TASK INSTRUCTIONS | Render every entry exactly as it appears.

GIVEN DATA |
— begin —

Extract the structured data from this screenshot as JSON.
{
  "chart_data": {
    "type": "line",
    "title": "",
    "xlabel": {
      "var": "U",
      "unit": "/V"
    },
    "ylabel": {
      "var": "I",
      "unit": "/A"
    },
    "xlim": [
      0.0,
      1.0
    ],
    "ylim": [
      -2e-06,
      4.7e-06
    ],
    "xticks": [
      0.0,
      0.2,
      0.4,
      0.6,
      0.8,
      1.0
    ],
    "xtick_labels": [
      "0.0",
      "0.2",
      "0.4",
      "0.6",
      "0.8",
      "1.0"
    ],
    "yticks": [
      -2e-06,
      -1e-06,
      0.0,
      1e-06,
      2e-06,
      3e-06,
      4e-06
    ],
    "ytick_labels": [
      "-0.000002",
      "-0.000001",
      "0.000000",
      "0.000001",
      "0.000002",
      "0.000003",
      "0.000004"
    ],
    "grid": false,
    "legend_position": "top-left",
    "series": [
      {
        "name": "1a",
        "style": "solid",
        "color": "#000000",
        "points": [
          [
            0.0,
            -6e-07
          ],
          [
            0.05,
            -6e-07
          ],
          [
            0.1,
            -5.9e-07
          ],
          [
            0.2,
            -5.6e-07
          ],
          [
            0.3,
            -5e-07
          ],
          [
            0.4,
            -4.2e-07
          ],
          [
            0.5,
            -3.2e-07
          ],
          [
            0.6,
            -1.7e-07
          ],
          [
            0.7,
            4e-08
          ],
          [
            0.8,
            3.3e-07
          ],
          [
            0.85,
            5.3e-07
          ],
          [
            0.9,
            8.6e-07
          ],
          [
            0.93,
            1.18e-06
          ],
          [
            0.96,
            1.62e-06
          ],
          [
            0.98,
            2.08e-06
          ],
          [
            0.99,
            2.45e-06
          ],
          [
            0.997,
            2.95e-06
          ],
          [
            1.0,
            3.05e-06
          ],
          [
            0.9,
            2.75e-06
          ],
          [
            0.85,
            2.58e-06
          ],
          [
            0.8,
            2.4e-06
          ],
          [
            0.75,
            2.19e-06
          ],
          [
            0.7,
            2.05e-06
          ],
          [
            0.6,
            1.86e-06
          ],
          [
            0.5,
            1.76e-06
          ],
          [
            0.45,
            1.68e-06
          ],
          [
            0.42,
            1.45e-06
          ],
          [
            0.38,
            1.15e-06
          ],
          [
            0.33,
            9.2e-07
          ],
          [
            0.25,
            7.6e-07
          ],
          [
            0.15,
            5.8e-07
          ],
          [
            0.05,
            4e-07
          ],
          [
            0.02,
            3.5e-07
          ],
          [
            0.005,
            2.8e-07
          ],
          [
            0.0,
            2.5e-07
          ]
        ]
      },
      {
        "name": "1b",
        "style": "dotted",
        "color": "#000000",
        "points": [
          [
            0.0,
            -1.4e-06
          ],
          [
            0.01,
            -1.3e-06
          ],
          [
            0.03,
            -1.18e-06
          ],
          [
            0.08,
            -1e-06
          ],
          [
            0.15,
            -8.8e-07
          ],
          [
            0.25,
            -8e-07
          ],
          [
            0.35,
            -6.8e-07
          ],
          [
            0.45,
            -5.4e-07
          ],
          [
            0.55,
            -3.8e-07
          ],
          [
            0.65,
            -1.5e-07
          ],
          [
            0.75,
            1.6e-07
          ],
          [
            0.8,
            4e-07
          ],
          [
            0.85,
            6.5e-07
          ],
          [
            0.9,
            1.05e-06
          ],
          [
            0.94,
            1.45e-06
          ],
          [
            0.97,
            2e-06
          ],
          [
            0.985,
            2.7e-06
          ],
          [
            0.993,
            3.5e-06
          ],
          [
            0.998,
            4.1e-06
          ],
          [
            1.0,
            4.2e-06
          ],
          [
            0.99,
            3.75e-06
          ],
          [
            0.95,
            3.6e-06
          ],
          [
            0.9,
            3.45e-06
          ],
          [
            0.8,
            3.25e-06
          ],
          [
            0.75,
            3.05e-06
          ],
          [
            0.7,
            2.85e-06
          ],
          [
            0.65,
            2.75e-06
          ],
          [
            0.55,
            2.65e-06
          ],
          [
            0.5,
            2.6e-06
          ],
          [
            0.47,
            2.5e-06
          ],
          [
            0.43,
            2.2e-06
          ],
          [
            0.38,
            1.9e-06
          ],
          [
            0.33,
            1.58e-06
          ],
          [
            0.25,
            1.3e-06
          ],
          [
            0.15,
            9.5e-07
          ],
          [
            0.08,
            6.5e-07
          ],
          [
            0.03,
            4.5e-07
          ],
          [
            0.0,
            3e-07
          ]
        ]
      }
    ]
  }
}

— end —

TASK RESPONSE |
Extract the structured data from this screenshot as JSON.
{
  "chart_data": {
    "type": "line",
    "title": "",
    "xlabel": {
      "var": "U",
      "unit": "/V"
    },
    "ylabel": {
      "var": "I",
      "unit": "/A"
    },
    "xlim": [
      0.0,
      1.0
    ],
    "ylim": [
      -2e-06,
      4.7e-06
    ],
    "xticks": [
      0.0,
      0.2,
      0.4,
      0.6,
      0.8,
      1.0
    ],
    "xtick_labels": [
      "0.0",
      "0.2",
      "0.4",
      "0.6",
      "0.8",
      "1.0"
    ],
    "yticks": [
      -2e-06,
      -1e-06,
      0.0,
      1e-06,
      2e-06,
      3e-06,
      4e-06
    ],
    "ytick_labels": [
      "-0.000002",
      "-0.000001",
      "0.000000",
      "0.000001",
      "0.000002",
      "0.000003",
      "0.000004"
    ],
    "grid": false,
    "legend_position": "top-left",
    "series": [
      {
        "name": "1a",
        "style": "solid",
        "color": "#000000",
        "points": [
          [
            0.0,
            -6e-07
          ],
          [
            0.05,
            -6e-07
          ],
          [
            0.1,
            -5.9e-07
          ],
          [
            0.2,
            -5.6e-07
          ],
          [
            0.3,
            -5e-07
          ],
          [
            0.4,
            -4.2e-07
          ],
          [
            0.5,
            -3.2e-07
          ],
          [
            0.6,
            -1.7e-07
          ],
          [
            0.7,
            4e-08
          ],
          [
            0.8,
            3.3e-07
          ],
          [
            0.85,
            5.3e-07
          ],
          [
            0.9,
            8.6e-07
          ],
          [
            0.93,
            1.18e-06
          ],
          [
            0.96,
            1.62e-06
          ],
          [
            0.98,
            2.08e-06
          ],
          [
            0.99,
            2.45e-06
          ],
          [
            0.997,
            2.95e-06
          ],
          [
            1.0,
            3.05e-06
          ],
          [
            0.9,
            2.75e-06
          ],
          [
            0.85,
            2.58e-06
          ],
          [
            0.8,
            2.4e-06
          ],
          [
            0.75,
            2.19e-06
          ],
          [
            0.7,
            2.05e-06
          ],
          [
            0.6,
            1.86e-06
          ],
          [
            0.5,
            1.76e-06
          ],
          [
            0.45,
            1.68e-06
          ],
          [
            0.42,
            1.45e-06
          ],
          [
            0.38,
            1.15e-06
          ],
          [
            0.33,
            9.2e-07
          ],
          [
            0.25,
            7.6e-07
          ],
          [
            0.15,
            5.8e-07
          ],
          [
            0.05,
            4e-07
          ],
          [
            0.02,
            3.5e-07
          ],
          [
            0.005,
            2.8e-07
          ],
          [
            0.0,
            2.5e-07
          ]
        ]
      },
      {
        "name": "1b",
        "style": "dotted",
        "color": "#000000",
        "points": [
          [
            0.0,
            -1.4e-06
          ],
          [
            0.01,
            -1.3e-06
          ],
          [
            0.03,
            -1.18e-06
          ],
          [
            0.08,
            -1e-06
          ],
          [
            0.15,
            -8.8e-07
          ],
          [
            0.25,
            -8e-07
          ],
          [
            0.35,
            -6.8e-07
          ],
          [
            0.45,
            -5.4e-07
          ],
          [
            0.55,
            -3.8e-07
          ],
          [
            0.65,
            -1.5e-07
          ],
          [
            0.75,
            1.6e-07
          ],
          [
            0.8,
            4e-07
          ],
          [
            0.85,
            6.5e-07
          ],
          [
            0.9,
            1.05e-06
          ],
          [
            0.94,
            1.45e-06
          ],
          [
            0.97,
            2e-06
          ],
          [
            0.985,
            2.7e-06
          ],
          [
            0.993,
            3.5e-06
          ],
          [
            0.998,
            4.1e-06
          ],
          [
            1.0,
            4.2e-06
          ],
          [
            0.99,
            3.75e-06
          ],
          [
            0.95,
            3.6e-06
          ],
          [
            0.9,
            3.45e-06
          ],
          [
            0.8,
            3.25e-06
          ],
          [
            0.75,
            3.05e-06
          ],
          [
            0.7,
            2.85e-06
          ],
          [
            0.65,
            2.75e-06
          ],
          [
            0.55,
            2.65e-06
          ],
          [
            0.5,
            2.6e-06
          ],
          [
            0.47,
            2.5e-06
          ],
          [
            0.43,
            2.2e-06
          ],
          [
            0.38,
            1.9e-06
          ],
          [
            0.33,
            1.58e-06
          ],
          [
            0.25,
            1.3e-06
          ],
          [
            0.15,
            9.5e-07
          ],
          [
            0.08,
            6.5e-07
          ],
          [
            0.03,
            4.5e-07
          ],
          [
            0.0,
            3e-07
          ]
        ]
      }
    ]
  }
}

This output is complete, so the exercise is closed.